**EXERCISE DESCRIPTION**. Quote the entries that follow exactly, leaving none out.
——————————
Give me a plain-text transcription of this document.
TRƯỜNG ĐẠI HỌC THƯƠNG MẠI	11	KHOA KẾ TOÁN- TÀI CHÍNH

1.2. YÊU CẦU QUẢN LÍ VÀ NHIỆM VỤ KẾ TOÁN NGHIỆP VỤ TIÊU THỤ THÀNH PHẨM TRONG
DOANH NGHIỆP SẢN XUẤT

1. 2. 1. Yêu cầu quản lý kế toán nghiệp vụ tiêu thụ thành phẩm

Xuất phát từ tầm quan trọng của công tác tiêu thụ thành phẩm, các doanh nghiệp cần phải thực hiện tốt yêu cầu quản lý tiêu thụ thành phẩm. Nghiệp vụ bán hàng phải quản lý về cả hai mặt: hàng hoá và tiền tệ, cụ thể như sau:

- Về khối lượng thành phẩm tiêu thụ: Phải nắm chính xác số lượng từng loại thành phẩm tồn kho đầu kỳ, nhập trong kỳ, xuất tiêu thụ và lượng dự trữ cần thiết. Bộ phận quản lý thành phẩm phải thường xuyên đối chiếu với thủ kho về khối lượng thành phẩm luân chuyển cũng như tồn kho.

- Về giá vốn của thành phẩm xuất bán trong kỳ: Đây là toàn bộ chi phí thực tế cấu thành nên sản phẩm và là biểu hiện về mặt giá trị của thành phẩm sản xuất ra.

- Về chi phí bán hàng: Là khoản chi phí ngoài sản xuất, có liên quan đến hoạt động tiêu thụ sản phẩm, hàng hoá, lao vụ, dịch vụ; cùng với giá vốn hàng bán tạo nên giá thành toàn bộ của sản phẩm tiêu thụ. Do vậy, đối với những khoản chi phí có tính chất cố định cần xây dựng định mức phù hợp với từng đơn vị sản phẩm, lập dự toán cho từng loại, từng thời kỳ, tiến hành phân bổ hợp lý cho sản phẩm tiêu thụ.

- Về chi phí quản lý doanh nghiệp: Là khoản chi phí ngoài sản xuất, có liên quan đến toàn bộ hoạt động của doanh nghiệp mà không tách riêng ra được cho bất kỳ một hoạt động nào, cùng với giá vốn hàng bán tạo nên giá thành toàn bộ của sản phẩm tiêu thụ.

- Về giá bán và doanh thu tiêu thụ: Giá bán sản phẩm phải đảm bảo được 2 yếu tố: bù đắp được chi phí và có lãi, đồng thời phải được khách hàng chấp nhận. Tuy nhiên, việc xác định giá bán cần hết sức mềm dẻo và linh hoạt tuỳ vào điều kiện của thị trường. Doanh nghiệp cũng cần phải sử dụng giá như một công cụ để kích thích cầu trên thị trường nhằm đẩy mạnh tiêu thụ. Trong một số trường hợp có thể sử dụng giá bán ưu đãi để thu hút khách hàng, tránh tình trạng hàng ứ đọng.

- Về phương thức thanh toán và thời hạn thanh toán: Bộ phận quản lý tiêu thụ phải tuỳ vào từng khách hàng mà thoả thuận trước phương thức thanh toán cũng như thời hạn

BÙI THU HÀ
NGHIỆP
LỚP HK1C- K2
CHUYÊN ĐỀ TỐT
——————————
**WRITTEN ANSWER**.
Give me a plain-text transcription of this document.
TRƯỜNG ĐẠI HỌC THƯƠNG MẠI	11	KHOA KẾ TOÁN- TÀI CHÍNH

1.2. YÊU CẦU QUẢN LÍ VÀ NHIỆM VỤ KẾ TOÁN NGHIỆP VỤ TIÊU THỤ THÀNH PHẨM TRONG
DOANH NGHIỆP SẢN XUẤT

1. 2. 1. Yêu cầu quản lý kế toán nghiệp vụ tiêu thụ thành phẩm

Xuất phát từ tầm quan trọng của công tác tiêu thụ thành phẩm, các doanh nghiệp cần phải thực hiện tốt yêu cầu quản lý tiêu thụ thành phẩm. Nghiệp vụ bán hàng phải quản lý về cả hai mặt: hàng hoá và tiền tệ, cụ thể như sau:

- Về khối lượng thành phẩm tiêu thụ: Phải nắm chính xác số lượng từng loại thành phẩm tồn kho đầu kỳ, nhập trong kỳ, xuất tiêu thụ và lượng dự trữ cần thiết. Bộ phận quản lý thành phẩm phải thường xuyên đối chiếu với thủ kho về khối lượng thành phẩm luân chuyển cũng như tồn kho.

- Về giá vốn của thành phẩm xuất bán trong kỳ: Đây là toàn bộ chi phí thực tế cấu thành nên sản phẩm và là biểu hiện về mặt giá trị của thành phẩm sản xuất ra.

- Về chi phí bán hàng: Là khoản chi phí ngoài sản xuất, có liên quan đến hoạt động tiêu thụ sản phẩm, hàng hoá, lao vụ, dịch vụ; cùng với giá vốn hàng bán tạo nên giá thành toàn bộ của sản phẩm tiêu thụ. Do vậy, đối với những khoản chi phí có tính chất cố định cần xây dựng định mức phù hợp với từng đơn vị sản phẩm, lập dự toán cho từng loại, từng thời kỳ, tiến hành phân bổ hợp lý cho sản phẩm tiêu thụ.

- Về chi phí quản lý doanh nghiệp: Là khoản chi phí ngoài sản xuất, có liên quan đến toàn bộ hoạt động của doanh nghiệp mà không tách riêng ra được cho bất kỳ một hoạt động nào, cùng với giá vốn hàng bán tạo nên giá thành toàn bộ của sản phẩm tiêu thụ.

- Về giá bán và doanh thu tiêu thụ: Giá bán sản phẩm phải đảm bảo được 2 yếu tố: bù đắp được chi phí và có lãi, đồng thời phải được khách hàng chấp nhận. Tuy nhiên, việc xác định giá bán cần hết sức mềm dẻo và linh hoạt tuỳ vào điều kiện của thị trường. Doanh nghiệp cũng cần phải sử dụng giá như một công cụ để kích thích cầu trên thị trường nhằm đẩy mạnh tiêu thụ. Trong một số trường hợp có thể sử dụng giá bán ưu đãi để thu hút khách hàng, tránh tình trạng hàng ứ đọng.

- Về phương thức thanh toán và thời hạn thanh toán: Bộ phận quản lý tiêu thụ phải tuỳ vào từng khách hàng mà thoả thuận trước phương thức thanh toán cũng như thời hạn

BÙI THU HÀ
NGHIỆP
LỚP HK1C- K2
CHUYÊN ĐỀ TỐT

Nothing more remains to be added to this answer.